Keep only the lines of the listing that include the word "delivery", and copy them.
-- Start Data --
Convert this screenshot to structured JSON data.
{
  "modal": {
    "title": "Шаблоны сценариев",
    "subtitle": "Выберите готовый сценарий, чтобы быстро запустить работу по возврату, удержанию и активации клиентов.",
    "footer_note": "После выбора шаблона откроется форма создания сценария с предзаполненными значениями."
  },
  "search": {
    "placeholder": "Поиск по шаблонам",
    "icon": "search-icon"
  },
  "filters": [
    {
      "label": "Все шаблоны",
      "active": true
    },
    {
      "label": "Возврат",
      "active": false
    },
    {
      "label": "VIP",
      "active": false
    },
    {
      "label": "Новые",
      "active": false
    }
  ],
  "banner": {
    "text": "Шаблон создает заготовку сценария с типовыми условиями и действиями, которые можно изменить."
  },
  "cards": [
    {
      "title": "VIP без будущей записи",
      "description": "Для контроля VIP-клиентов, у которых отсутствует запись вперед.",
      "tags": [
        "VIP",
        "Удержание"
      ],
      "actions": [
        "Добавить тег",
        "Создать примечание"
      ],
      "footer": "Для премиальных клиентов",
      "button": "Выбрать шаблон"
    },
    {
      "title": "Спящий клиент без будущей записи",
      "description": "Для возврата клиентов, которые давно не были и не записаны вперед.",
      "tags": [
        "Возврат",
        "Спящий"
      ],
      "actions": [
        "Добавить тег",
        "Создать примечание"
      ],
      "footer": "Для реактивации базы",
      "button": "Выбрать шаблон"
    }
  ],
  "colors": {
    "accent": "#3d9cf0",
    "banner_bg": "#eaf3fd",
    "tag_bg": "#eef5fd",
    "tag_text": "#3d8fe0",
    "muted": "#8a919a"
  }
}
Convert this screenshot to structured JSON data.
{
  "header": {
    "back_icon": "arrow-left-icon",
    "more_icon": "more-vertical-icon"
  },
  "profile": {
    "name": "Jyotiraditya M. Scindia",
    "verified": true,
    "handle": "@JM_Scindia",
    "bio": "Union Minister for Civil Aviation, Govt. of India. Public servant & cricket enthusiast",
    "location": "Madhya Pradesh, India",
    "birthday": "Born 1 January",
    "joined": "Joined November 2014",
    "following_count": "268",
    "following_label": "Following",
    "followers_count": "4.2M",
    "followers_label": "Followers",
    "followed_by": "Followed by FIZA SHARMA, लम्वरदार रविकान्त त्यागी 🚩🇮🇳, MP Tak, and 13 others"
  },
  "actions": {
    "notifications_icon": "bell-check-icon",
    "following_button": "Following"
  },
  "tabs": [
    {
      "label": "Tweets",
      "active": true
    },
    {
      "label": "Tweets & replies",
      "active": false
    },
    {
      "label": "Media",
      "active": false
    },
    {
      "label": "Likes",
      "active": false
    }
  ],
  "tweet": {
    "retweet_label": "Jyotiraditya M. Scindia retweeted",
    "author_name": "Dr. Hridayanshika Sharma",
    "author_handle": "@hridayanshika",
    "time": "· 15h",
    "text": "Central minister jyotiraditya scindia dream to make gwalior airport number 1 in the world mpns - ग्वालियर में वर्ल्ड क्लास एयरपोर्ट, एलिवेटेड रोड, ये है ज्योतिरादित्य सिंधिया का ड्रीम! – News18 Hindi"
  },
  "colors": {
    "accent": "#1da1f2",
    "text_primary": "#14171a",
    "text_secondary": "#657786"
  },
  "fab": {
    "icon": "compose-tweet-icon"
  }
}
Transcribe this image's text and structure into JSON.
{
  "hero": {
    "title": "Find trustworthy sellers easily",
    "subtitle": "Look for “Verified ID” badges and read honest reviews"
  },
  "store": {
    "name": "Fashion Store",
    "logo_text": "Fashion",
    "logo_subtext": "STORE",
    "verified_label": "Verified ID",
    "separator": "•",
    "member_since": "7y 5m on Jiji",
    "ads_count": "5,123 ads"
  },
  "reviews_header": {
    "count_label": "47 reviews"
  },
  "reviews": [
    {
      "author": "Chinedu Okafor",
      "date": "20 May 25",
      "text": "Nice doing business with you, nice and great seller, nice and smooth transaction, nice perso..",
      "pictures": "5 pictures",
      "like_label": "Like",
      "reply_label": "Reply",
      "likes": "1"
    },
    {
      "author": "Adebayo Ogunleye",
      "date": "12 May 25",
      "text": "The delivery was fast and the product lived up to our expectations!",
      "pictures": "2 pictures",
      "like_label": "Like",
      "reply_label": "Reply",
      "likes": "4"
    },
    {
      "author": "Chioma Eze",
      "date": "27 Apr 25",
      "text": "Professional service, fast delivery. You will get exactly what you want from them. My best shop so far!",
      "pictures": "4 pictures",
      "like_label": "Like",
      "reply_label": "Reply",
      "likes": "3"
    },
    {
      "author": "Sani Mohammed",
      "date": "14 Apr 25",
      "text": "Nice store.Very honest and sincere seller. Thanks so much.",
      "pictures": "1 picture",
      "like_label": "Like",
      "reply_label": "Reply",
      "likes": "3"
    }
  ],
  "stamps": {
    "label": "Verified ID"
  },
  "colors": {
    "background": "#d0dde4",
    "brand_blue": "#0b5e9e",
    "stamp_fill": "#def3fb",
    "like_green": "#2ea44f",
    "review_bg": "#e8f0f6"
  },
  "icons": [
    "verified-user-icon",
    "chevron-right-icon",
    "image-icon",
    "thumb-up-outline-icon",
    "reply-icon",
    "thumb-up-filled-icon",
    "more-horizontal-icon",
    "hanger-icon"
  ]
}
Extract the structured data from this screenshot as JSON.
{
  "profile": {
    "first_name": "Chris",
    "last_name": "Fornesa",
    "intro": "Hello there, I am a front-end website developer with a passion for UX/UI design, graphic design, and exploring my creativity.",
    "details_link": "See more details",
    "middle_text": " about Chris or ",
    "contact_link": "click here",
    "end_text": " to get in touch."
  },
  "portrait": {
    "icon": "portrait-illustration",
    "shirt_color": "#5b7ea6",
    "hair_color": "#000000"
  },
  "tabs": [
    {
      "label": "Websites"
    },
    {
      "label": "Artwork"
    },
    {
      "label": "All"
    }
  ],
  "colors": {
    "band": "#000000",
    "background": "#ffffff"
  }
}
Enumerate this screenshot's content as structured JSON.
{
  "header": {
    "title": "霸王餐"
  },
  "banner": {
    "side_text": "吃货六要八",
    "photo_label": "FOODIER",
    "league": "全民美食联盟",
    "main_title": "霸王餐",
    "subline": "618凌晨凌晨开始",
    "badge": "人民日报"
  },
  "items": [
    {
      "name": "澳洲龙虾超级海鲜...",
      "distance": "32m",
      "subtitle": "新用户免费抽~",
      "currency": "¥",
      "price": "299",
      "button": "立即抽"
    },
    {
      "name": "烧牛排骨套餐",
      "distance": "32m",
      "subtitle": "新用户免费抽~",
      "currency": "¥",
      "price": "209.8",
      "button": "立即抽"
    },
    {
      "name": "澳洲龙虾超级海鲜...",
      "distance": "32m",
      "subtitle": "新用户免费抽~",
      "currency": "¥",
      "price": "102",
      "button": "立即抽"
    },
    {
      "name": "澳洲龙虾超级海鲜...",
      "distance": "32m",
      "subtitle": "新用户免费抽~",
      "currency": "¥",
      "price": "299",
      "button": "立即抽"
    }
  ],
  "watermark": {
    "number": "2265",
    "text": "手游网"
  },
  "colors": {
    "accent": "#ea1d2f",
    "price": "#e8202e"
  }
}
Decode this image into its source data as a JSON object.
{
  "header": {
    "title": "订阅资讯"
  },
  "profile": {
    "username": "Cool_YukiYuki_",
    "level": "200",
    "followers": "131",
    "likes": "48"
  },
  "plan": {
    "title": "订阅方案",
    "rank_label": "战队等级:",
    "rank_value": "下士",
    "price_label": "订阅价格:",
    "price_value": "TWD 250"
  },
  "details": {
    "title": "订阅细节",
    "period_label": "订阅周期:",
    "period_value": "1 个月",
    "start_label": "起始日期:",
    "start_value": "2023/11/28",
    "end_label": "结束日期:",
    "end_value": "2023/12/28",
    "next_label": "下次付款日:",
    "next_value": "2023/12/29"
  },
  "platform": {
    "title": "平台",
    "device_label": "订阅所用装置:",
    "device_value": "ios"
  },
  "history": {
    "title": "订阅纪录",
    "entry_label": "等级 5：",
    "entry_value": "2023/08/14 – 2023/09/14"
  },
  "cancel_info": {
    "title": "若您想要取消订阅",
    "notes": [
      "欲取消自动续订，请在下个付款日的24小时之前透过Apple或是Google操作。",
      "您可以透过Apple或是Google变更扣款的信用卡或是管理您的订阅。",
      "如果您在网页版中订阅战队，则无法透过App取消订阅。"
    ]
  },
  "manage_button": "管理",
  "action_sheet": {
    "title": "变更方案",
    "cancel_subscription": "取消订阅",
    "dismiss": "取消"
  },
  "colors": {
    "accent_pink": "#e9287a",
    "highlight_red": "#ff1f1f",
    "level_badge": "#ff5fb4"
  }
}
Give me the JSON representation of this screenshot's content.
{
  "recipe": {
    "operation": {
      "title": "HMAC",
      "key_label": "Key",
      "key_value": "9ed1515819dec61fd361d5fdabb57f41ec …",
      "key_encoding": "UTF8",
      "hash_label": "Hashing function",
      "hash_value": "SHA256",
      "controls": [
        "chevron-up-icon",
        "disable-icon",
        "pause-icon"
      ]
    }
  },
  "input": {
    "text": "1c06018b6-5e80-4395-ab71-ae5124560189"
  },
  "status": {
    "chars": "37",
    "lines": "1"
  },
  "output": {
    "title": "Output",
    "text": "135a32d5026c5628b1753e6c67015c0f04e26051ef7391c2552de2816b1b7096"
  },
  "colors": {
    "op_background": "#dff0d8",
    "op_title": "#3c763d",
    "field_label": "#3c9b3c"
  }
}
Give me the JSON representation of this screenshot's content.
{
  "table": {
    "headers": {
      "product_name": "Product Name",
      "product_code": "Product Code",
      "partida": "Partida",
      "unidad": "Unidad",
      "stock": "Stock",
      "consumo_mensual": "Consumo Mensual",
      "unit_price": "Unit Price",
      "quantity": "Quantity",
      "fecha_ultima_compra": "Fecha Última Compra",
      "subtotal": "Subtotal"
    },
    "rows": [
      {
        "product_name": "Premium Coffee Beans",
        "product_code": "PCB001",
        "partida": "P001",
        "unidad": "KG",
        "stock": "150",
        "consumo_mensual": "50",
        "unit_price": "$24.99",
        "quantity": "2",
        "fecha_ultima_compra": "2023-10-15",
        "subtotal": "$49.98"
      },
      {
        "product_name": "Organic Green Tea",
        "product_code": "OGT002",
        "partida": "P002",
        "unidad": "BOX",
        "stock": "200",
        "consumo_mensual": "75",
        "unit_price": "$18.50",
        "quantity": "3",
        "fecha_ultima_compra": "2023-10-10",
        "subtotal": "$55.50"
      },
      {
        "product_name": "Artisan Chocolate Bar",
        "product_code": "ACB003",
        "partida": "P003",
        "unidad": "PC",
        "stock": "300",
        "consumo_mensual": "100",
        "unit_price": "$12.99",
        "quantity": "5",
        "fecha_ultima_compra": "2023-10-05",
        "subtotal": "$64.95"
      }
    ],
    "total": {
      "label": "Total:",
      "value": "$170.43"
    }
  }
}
-- End Data --
Output of the task:
      "text": "The delivery was fast and the product lived up to our expectations!",
      "text": "Professional service, fast delivery. You will get exactly what you want from them. My best shop so far!",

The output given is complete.